### Provided text
········

That resonated with u/Trilobyte83, who chimed in that too many people forget about the opportunity cost of tying up hundreds of thousands in home equity. “With half your house paid off, that’s like $300,000 that could be in the market earning $2,500 a month.”

Still, others defended the long-term strength of real estate, especially in Canada’s major cities.

“Land is limited,” argued u/No_Soup_1180. “You can’t build homes in the middle of the boreal forest and expect people to move there. Toronto will never be Detroit.” They acknowledged that prices may fall in the short term but believe the long-term trend is always upward in desirable cities.

Peeling back the layers

So, who’s right?

Looking at the historical data, both sides have a point. Canada’s housing market has generated returns of about 3% to 4% annually over the long term — modest, but generally in line with inflation. That figure includes hot markets like Toronto and Vancouver, but also flat or declining areas where home values haven’t budged in decades.

Importantly, it’s not the house that gains value, it’s the land underneath. “The home depreciates; the land appreciates,” as one Redditor succinctly put it. That’s why crumbling bungalows in midtown Toronto still fetch millions: Location, not the building, is the asset.

But that asset is becoming harder to afford. Desjardins reports that housing affordability in Canada remains at one of its worst levels in 40 years, and isn’t expected to improve dramatically until well into the 2030s. A recent Reuters poll found that most economists expect only modest price growth over the next two years — between 1.2% and 3.3% annually— trailing inflation.

········

(Page segmentation data)

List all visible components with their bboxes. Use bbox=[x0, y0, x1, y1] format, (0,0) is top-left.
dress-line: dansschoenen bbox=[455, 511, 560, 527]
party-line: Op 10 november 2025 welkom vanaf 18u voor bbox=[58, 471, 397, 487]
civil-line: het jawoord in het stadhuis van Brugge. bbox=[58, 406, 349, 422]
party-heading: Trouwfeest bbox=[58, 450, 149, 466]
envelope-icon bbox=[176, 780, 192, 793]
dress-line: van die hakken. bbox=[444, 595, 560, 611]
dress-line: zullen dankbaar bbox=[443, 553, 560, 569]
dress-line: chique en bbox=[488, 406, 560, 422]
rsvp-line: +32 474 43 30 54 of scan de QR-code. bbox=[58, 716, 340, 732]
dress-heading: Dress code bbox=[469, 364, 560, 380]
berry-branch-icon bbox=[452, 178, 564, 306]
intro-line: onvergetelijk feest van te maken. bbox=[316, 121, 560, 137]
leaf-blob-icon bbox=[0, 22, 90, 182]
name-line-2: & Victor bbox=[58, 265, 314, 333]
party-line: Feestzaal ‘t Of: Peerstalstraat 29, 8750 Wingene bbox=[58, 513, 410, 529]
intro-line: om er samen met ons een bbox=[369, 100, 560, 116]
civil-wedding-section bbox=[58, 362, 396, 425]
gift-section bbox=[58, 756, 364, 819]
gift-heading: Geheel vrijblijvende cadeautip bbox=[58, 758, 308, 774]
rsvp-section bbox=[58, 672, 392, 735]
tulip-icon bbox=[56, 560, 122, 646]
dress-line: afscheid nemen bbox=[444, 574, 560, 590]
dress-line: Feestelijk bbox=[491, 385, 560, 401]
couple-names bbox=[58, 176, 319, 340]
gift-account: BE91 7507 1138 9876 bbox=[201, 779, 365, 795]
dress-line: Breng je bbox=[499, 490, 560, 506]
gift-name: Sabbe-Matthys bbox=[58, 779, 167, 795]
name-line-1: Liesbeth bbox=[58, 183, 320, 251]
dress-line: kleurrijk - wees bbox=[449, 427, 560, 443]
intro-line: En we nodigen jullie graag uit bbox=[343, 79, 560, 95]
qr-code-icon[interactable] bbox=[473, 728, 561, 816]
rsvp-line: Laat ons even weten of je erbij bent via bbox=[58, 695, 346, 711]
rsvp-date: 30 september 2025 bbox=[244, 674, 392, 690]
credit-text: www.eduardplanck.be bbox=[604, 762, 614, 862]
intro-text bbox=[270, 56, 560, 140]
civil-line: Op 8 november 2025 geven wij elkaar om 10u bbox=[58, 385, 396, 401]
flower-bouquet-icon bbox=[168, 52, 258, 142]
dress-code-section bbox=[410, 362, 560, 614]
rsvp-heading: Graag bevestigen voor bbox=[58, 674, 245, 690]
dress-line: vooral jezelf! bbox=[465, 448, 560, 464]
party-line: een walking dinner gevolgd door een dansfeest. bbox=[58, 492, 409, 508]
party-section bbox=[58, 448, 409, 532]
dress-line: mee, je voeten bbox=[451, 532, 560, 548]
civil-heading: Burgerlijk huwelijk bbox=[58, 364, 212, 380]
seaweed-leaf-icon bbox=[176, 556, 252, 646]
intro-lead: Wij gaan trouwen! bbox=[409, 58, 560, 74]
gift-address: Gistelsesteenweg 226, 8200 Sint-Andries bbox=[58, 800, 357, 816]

········

### Things to do
1 – In the housing article, what annual return has Canada's housing market generated over the long term?
2 – Transcribe the part of the housing article that begins with the words "That resonated with" and ends with "Canada’s major cities.".
3 – Name every city that the housing article mentions.

### Solutions
1 – About 3% to 4% annually.

2 –
That resonated with u/Trilobyte83, who chimed in that too many people forget about the opportunity cost of tying up hundreds of thousands in home equity. “With half your house paid off, that’s like $300,000 that could be in the market earning $2,500 a month.”

Still, others defended the long-term strength of real estate, especially in Canada’s major cities.

3 – Toronto, Detroit, Vancouver